> **TASK STATEMENT**
Copy out all lines that carry the word "will".

— BEGIN DATA EXTRACT —

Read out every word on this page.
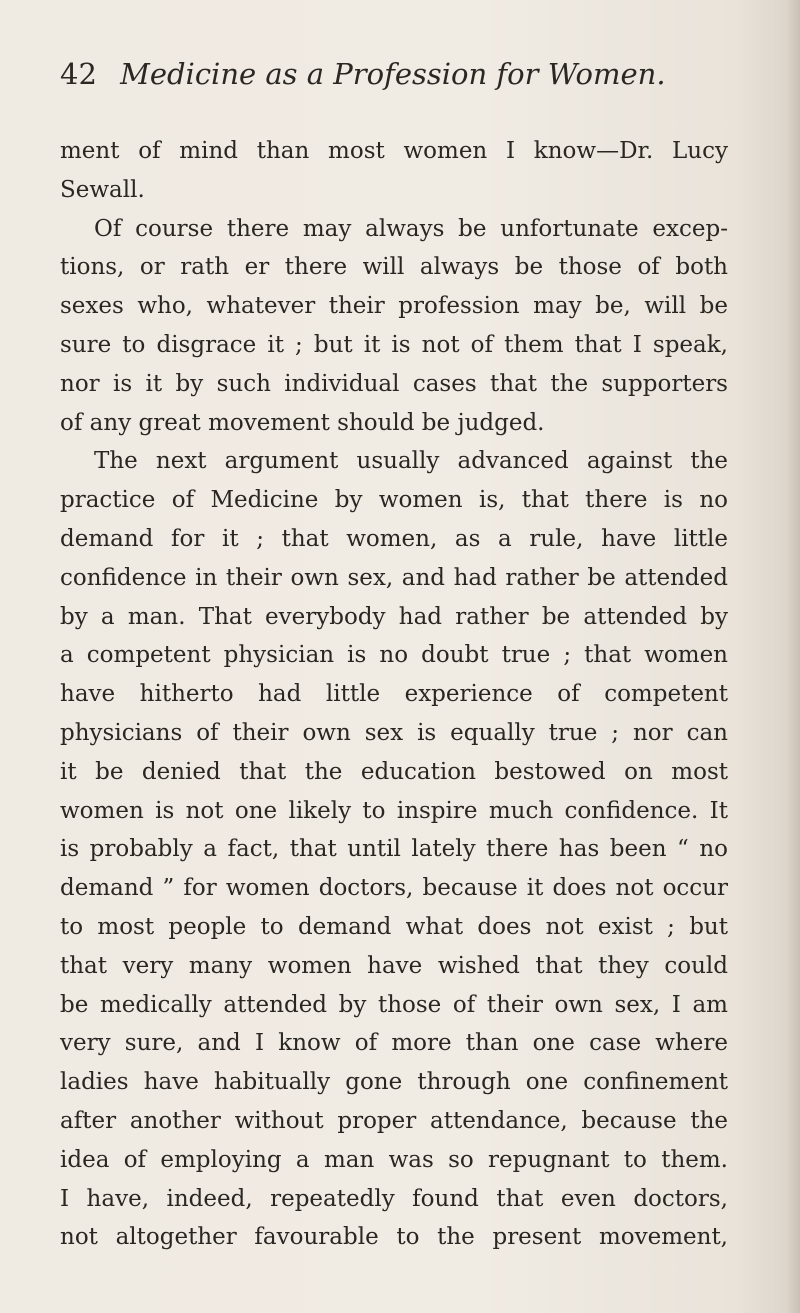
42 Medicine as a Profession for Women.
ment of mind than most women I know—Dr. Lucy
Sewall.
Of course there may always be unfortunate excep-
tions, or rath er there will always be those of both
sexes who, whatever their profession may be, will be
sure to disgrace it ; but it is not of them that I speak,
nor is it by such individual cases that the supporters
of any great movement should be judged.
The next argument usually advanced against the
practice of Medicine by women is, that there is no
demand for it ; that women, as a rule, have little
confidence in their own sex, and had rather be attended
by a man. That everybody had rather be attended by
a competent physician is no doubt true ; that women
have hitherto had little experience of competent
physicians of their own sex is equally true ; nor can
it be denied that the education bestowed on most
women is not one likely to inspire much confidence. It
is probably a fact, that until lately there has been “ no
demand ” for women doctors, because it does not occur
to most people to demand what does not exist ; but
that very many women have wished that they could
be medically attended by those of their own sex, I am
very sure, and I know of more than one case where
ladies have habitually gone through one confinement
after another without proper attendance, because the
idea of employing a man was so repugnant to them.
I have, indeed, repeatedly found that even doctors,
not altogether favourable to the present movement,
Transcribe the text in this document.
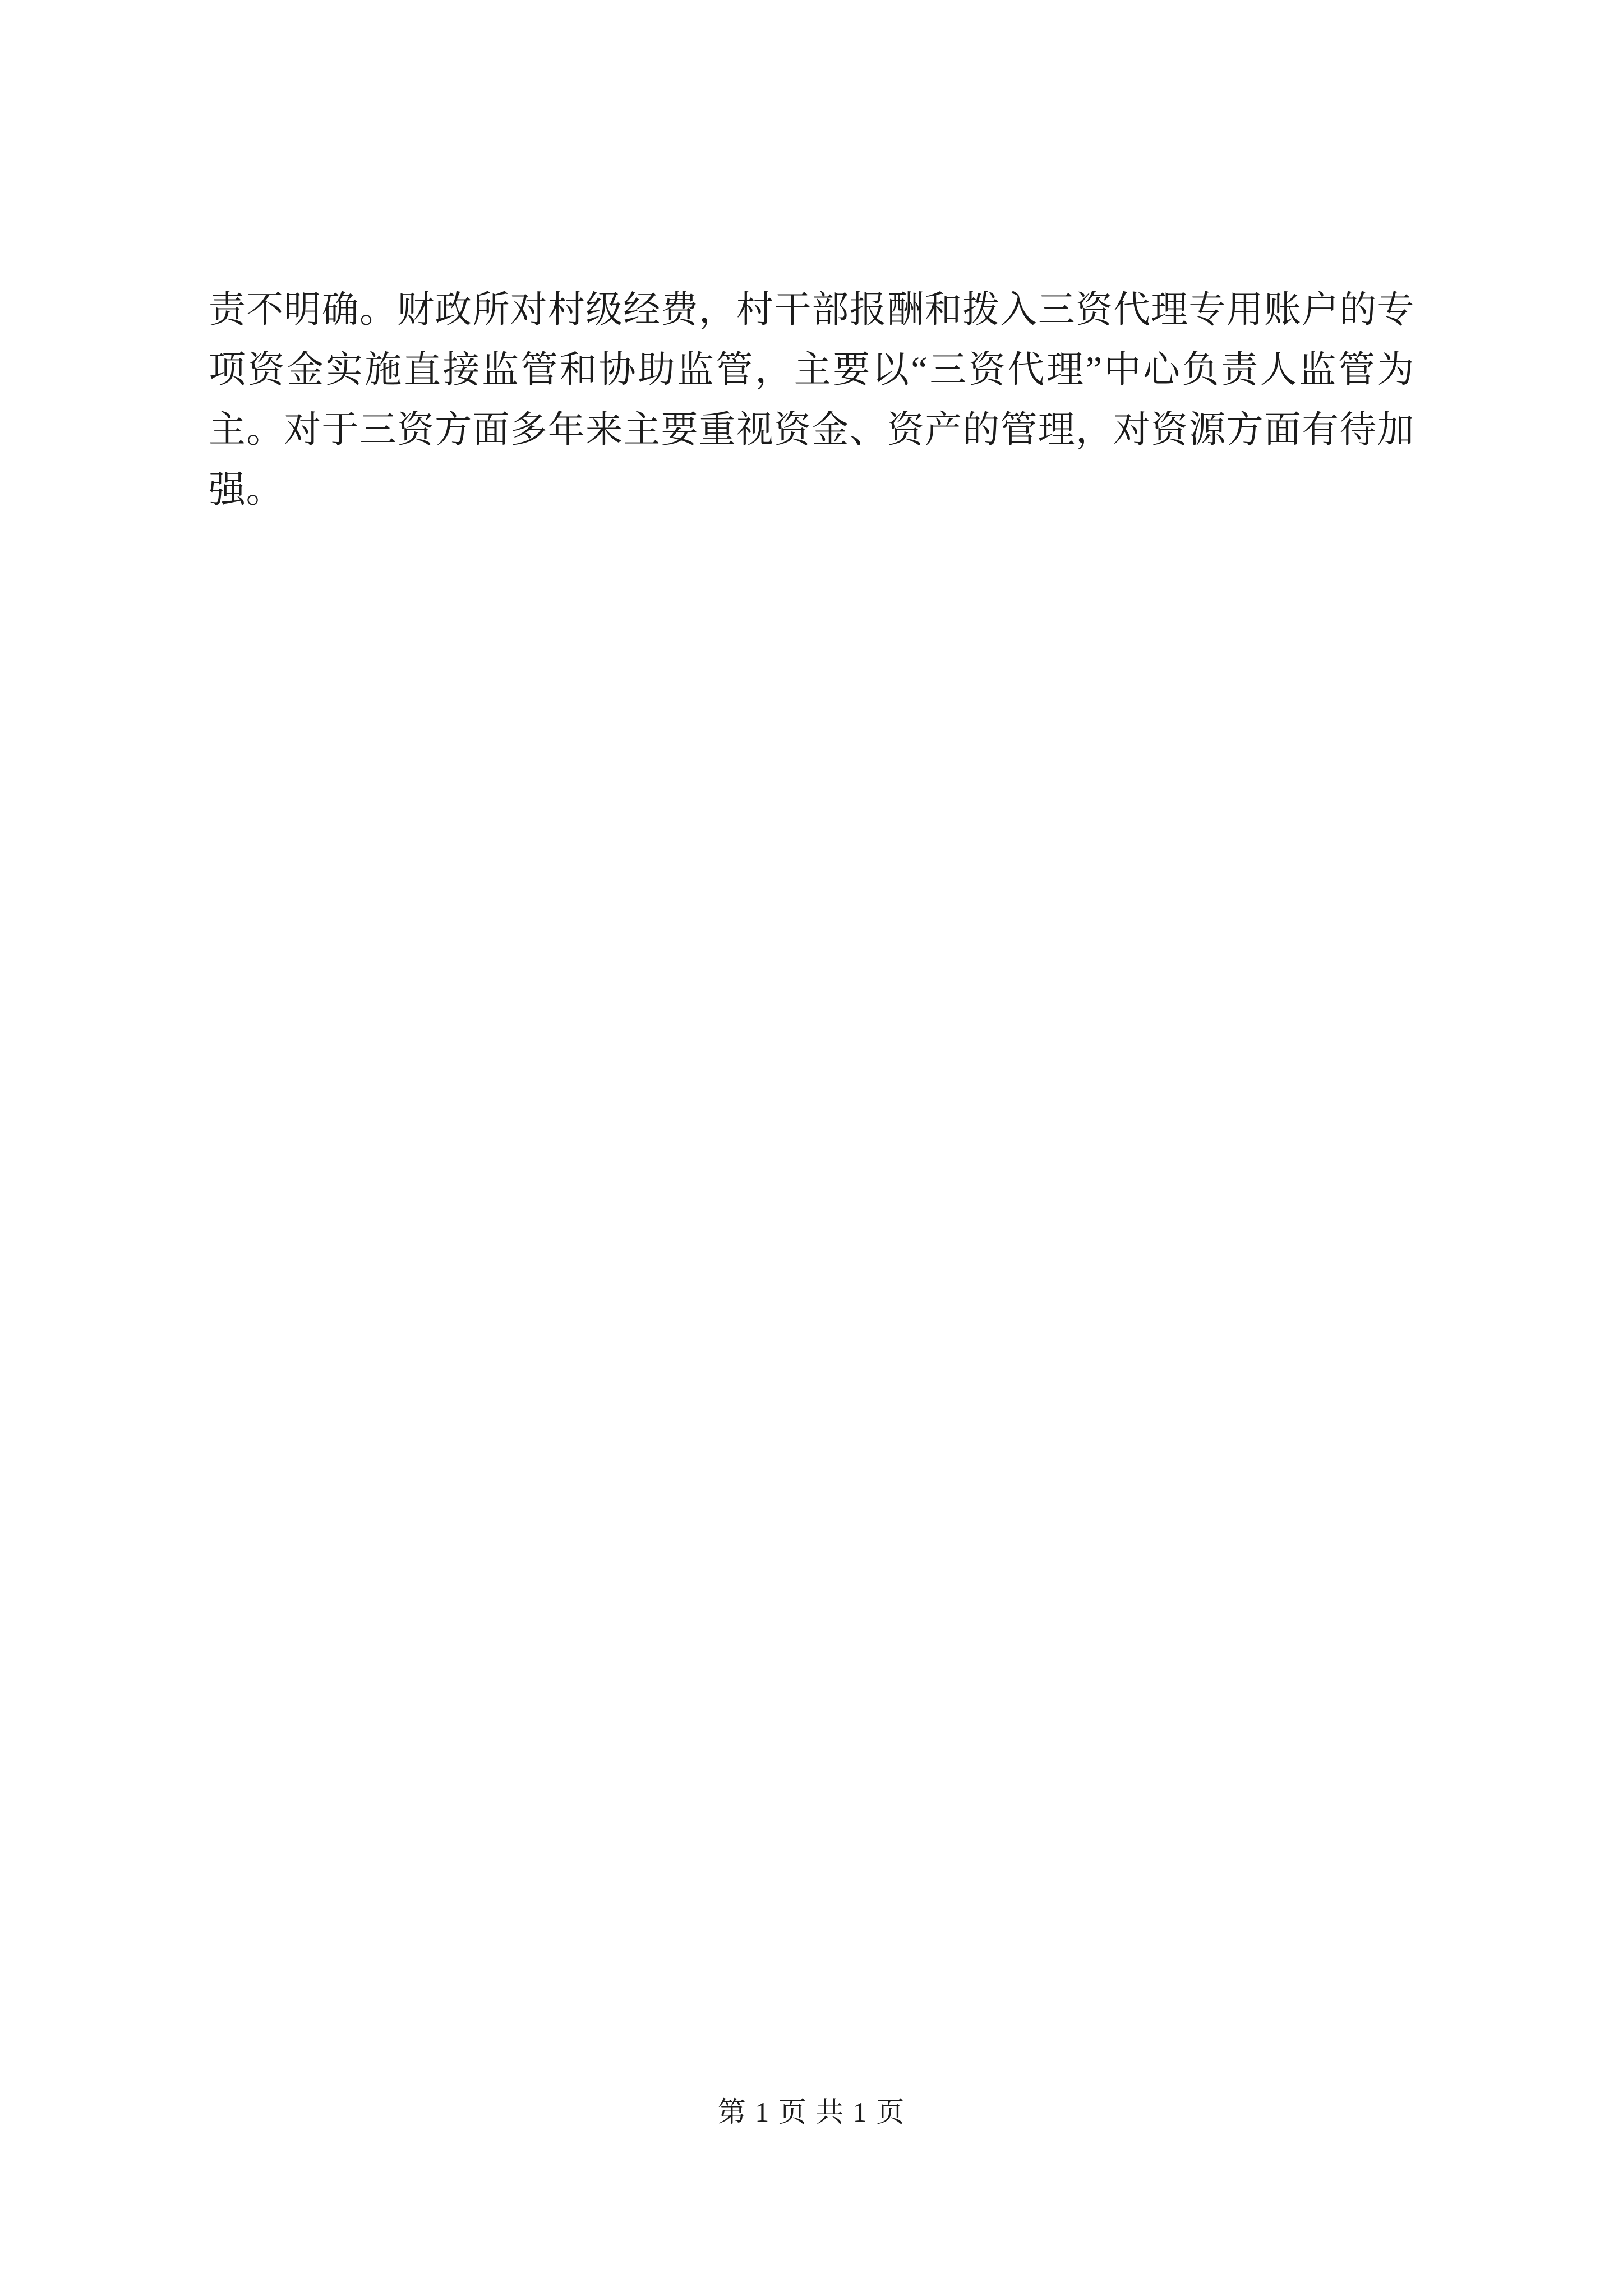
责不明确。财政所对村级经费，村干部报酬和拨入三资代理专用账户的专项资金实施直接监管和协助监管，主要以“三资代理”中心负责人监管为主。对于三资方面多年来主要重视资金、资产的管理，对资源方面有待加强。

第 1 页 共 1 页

— END DATA EXTRACT —

> **THE REPLY**
tions, or rath er there will always be those of both
sexes who, whatever their profession may be, will be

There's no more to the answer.